読む文章:

井上「コストパフォーマンスは重視しました。TASCのターゲットとして考えているのは、車両価格が比較的リーズナブルな車種です。例えばですが、新車価格が50万円のバイクに、30万円するフロントフォークを装着するのは躊躇しますよね? そもそも、車両価格が低めの車種には、社外品のフロントフォークの設定がほとんどありません。小中排気量車や、大型でも価格帯の低い車種はフロントフォークをグレードアップする楽しみを味わえなかったんです。その状態をなんとかしたかった。そのためには、価格は出来る限り抑えたかった。TASCのカートリッジのボディは基本的に1サイズなんです。長さを車種別に合わせ、内部のバルブの構成を変えて車種ごとのセッティングを出しています。汎用性を持たせることで、コストを下げています」

 

また、車種別メニューを開発する時にも、テクニクス独自の哲学が息づいている。

 

井上「開発時にはなるべくサーキットを使わないように心がけています。一般的なライダーは、ほとんどストリートをメインとして走りを楽しんでいますよね。その主なシチュエーションで、最大限に性能を発揮できなければ意味がありませんから。ですが、スポーツ性を重視していないというわけではありません。当社のスタッフには、プロのレーサーレベルから一般ライダーまで、様々な技量のライダーが居ます。皆で試乗を繰り返して、あらゆるライダーが納得できる性能とキャラクターのフロントフォークに仕上げています」

課題 1:
データの行のうち、「data-point xyxy=(322,231,327,237)」を含む行から「data-point xyxy=(579,207,586,213)」を含む行までを、両端も含めて一字一句そのまま書き写してください。
データの行は本文の内容とは関係がありません。

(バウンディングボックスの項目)

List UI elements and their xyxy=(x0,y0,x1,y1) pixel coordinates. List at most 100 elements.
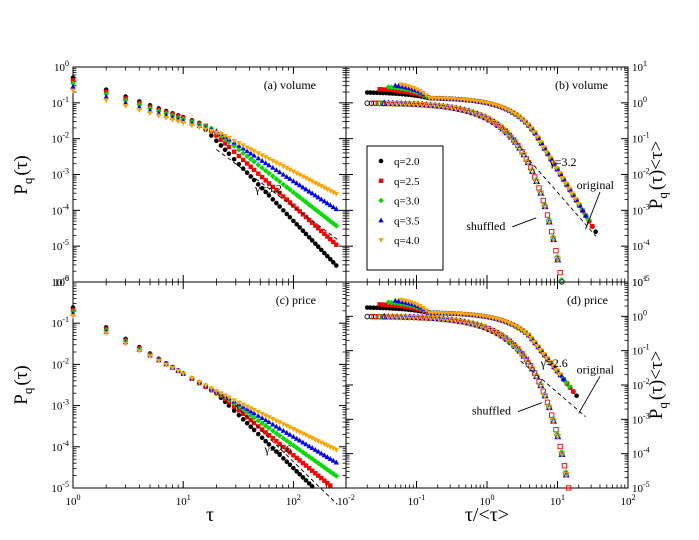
data-point xyxy=(322,231,327,237)
data-point xyxy=(259,415,265,421)
data-point xyxy=(270,417,276,422)
data-point xyxy=(291,453,296,458)
data-point xyxy=(309,190,315,196)
data-point xyxy=(333,473,340,479)
guide-line xyxy=(520,360,586,417)
data-point xyxy=(251,152,257,158)
data-point xyxy=(231,408,237,413)
data-point xyxy=(380,87,386,92)
data-point xyxy=(579,207,586,213)
data-point xyxy=(515,325,521,331)
data-point xyxy=(269,428,276,434)
data-point-shuffled xyxy=(494,122,502,130)
data-point xyxy=(270,197,276,202)
data-point-shuffled xyxy=(393,314,401,321)
data-point xyxy=(294,221,299,227)
data-point xyxy=(294,455,299,461)
annotation-shuffled: shuffled xyxy=(472,404,511,418)
data-point-shuffled xyxy=(554,256,562,264)
data-point xyxy=(277,190,282,196)
data-point xyxy=(327,256,333,262)
data-point xyxy=(284,166,290,171)
data-point xyxy=(506,108,512,114)
data-point xyxy=(330,204,336,210)
data-point xyxy=(306,481,312,486)
x-axis-label-left: τ xyxy=(206,504,214,526)
data-point xyxy=(196,125,203,131)
guide-label: γ=3.2 xyxy=(548,155,576,169)
data-point-shuffled xyxy=(431,316,439,323)
data-point xyxy=(248,424,254,429)
data-point xyxy=(390,303,395,308)
data-point-shuffled xyxy=(410,314,418,322)
data-point-shuffled xyxy=(562,469,570,476)
data-point-shuffled xyxy=(499,333,507,341)
legend-marker xyxy=(378,197,384,204)
data-point xyxy=(248,150,254,156)
data-point xyxy=(273,423,280,429)
data-point xyxy=(273,430,280,437)
data-point xyxy=(266,442,272,447)
legend-label: q=3.5 xyxy=(394,215,420,227)
guide-label: γ=2.6 xyxy=(540,356,568,370)
panel-a: 10-6 10-5 10-4 10-3 10-2 10-1 100 γ=3.2 (a) volu… xyxy=(51,59,347,289)
data-point xyxy=(306,434,312,440)
data-point xyxy=(420,90,426,96)
data-point xyxy=(236,153,242,159)
legend-marker xyxy=(378,178,384,183)
data-point xyxy=(402,84,408,90)
data-point xyxy=(218,137,224,142)
data-point xyxy=(251,177,257,183)
legend-marker xyxy=(378,158,384,164)
data-point xyxy=(303,433,309,439)
legend-marker xyxy=(378,238,384,244)
data-point xyxy=(300,475,306,480)
y-tick-label: 10-1 xyxy=(51,315,69,330)
data-point xyxy=(414,87,420,93)
data-point-shuffled xyxy=(435,316,443,323)
data-point-shuffled xyxy=(557,270,563,276)
data-point-shuffled xyxy=(527,164,534,171)
data-point xyxy=(291,218,296,224)
y-tick-label: 101 xyxy=(632,59,647,74)
data-point xyxy=(297,209,302,214)
data-point xyxy=(303,231,309,237)
data-point xyxy=(393,88,398,93)
data-point xyxy=(550,364,556,369)
data-point-shuffled xyxy=(448,105,456,112)
data-point xyxy=(312,458,319,464)
data-point xyxy=(553,165,560,171)
data-point-shuffled xyxy=(511,343,519,351)
data-point xyxy=(414,302,420,308)
data-point xyxy=(273,167,280,173)
data-point-shuffled xyxy=(558,448,565,456)
data-point xyxy=(136,348,143,354)
data-point xyxy=(196,380,203,385)
data-point xyxy=(218,131,224,137)
data-point xyxy=(259,165,265,171)
data-point xyxy=(296,447,303,453)
data-point-shuffled xyxy=(549,412,555,418)
data-point xyxy=(589,223,595,229)
data-point xyxy=(322,250,327,256)
data-point-shuffled xyxy=(549,236,557,243)
data-point-shuffled xyxy=(401,314,409,321)
data-point xyxy=(175,368,181,374)
x-tick-label: 10-2 xyxy=(337,493,355,508)
data-point xyxy=(231,404,237,409)
data-point-shuffled xyxy=(490,120,498,127)
data-point xyxy=(255,182,261,187)
data-point xyxy=(593,229,598,235)
data-point xyxy=(70,78,76,83)
data-point xyxy=(423,93,429,99)
data-point xyxy=(283,184,290,190)
data-point-shuffled xyxy=(553,427,559,433)
data-point xyxy=(259,157,265,163)
y-axis-label-right: Pq(τ)<τ> xyxy=(646,141,670,209)
data-point xyxy=(287,450,293,455)
data-point xyxy=(189,376,195,382)
data-point xyxy=(386,302,392,308)
data-point xyxy=(574,393,579,399)
data-point xyxy=(563,379,569,386)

課題 2:
フロントフォーク開発についての本文を、最後の文の後から書き継いでください。

解答例 1:
data-point xyxy=(322,231,327,237)
data-point xyxy=(259,415,265,421)
data-point xyxy=(270,417,276,422)
data-point xyxy=(291,453,296,458)
data-point xyxy=(309,190,315,196)
data-point xyxy=(333,473,340,479)
guide-line xyxy=(520,360,586,417)
data-point xyxy=(251,152,257,158)
data-point xyxy=(231,408,237,413)
data-point xyxy=(380,87,386,92)
data-point xyxy=(579,207,586,213)

解答例 2:
サスペンションの開発にはトライ&エラーが付き物。テクニクスでは、サスペンションの特性を数値化できるショックダイナモを活用しているが、ショックダイナモで理想的な特性が計測できたとしても、必ずしも実走で良いフィーリングを得られるとは限らない。作っては走り、作っては走りを繰り返して、一歩一歩TASCの開発は進められるのだ。

 

現在、メニューが完成しているのはヤマハ MT-09(9万円)、カワサキ ZRX1200DAEG(9.5万円)、ホンダ グロム(8万円)の3車種(いずれもパーツ代、工賃込み)。それぞれの車種の乗り味が、どう変わるかについても語ってもらった。

 

井上「MT-09は、フロントフォークのストローク量が大きいことを気にされるユーザーさんが多いのですが、ストローク量が大きいこと自体は問題ではないんです。ですが、減衰力が足りないのでストロークするスピードが速過ぎると考えています。MT-09のフロントフォークは、ダンピングを強めるだけでスポーツ性を大きく高められます」

 

MT-09のフロントフォークは、元からカートリッジ式ダンパーを採用しているが、モディファイに向かない構造のため、カートリッジごと交換するTASCの開発を決めたという。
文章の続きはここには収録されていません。